* _DESCRIPTION OF THE TASK_: Scan the data below for the string "Windows". Show every line where it turns up.

* _INPUT_:

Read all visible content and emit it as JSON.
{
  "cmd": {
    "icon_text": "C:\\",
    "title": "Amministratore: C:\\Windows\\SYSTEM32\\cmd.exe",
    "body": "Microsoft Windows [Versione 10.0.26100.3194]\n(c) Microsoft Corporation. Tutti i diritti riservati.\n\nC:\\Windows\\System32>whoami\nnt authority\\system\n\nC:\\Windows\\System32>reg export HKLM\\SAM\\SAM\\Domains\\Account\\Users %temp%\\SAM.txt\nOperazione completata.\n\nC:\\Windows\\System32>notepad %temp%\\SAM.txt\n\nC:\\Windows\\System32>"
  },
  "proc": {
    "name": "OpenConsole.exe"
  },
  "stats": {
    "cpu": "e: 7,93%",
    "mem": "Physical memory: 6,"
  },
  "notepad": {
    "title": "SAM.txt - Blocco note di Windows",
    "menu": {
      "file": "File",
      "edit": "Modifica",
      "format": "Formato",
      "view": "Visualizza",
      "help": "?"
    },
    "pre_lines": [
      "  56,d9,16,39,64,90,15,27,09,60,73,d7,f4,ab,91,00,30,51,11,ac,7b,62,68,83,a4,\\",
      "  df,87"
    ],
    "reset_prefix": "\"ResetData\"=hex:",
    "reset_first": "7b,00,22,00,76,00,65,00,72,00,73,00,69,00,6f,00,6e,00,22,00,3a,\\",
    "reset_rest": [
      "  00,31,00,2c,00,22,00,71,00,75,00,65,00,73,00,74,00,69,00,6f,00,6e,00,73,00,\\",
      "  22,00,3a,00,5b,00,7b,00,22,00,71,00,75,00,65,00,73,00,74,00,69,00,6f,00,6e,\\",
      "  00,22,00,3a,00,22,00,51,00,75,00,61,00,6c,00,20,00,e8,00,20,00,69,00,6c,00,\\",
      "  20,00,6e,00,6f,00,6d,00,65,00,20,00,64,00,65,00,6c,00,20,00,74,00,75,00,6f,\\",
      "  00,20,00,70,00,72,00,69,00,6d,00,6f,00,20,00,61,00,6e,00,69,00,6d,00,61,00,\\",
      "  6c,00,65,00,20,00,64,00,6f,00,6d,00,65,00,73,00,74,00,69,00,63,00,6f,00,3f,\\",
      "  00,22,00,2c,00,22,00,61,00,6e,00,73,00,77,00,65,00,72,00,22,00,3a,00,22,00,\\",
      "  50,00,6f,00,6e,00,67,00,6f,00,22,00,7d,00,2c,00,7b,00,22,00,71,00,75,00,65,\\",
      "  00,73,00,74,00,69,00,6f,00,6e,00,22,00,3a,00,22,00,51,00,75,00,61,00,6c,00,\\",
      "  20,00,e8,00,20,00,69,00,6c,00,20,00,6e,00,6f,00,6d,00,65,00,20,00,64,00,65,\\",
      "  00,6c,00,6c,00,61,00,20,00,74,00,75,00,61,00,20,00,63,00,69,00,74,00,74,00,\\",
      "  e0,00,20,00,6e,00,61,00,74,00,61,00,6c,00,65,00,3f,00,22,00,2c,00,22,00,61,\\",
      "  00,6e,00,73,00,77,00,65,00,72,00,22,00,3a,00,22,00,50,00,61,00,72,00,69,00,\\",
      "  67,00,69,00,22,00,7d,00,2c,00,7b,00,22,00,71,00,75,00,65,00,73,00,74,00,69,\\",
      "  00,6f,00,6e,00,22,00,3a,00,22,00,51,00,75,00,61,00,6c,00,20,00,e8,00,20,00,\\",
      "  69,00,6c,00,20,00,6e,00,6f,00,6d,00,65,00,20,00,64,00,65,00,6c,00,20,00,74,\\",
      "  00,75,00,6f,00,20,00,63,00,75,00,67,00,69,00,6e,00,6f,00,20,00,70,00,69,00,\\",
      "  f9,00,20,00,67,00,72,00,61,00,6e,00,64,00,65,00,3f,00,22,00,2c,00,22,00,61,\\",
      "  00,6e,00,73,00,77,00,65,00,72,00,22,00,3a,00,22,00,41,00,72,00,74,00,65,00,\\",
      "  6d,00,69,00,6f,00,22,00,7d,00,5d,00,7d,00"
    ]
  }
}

* _TASK SOLUTION_:
    "title": "Amministratore: C:\\Windows\\SYSTEM32\\cmd.exe",
    "body": "Microsoft Windows [Versione 10.0.26100.3194]\n(c) Microsoft Corporation. Tutti i diritti riservati.\n\nC:\\Windows\\System32>whoami\nnt authority\\system\n\nC:\\Windows\\System32>reg export HKLM\\SAM\\SAM\\Domains\\Account\\Users %temp%\\SAM.txt\nOperazione completata.\n\nC:\\Windows\\System32>notepad %temp%\\SAM.txt\n\nC:\\Windows\\System32>"
    "title": "SAM.txt - Blocco note di Windows",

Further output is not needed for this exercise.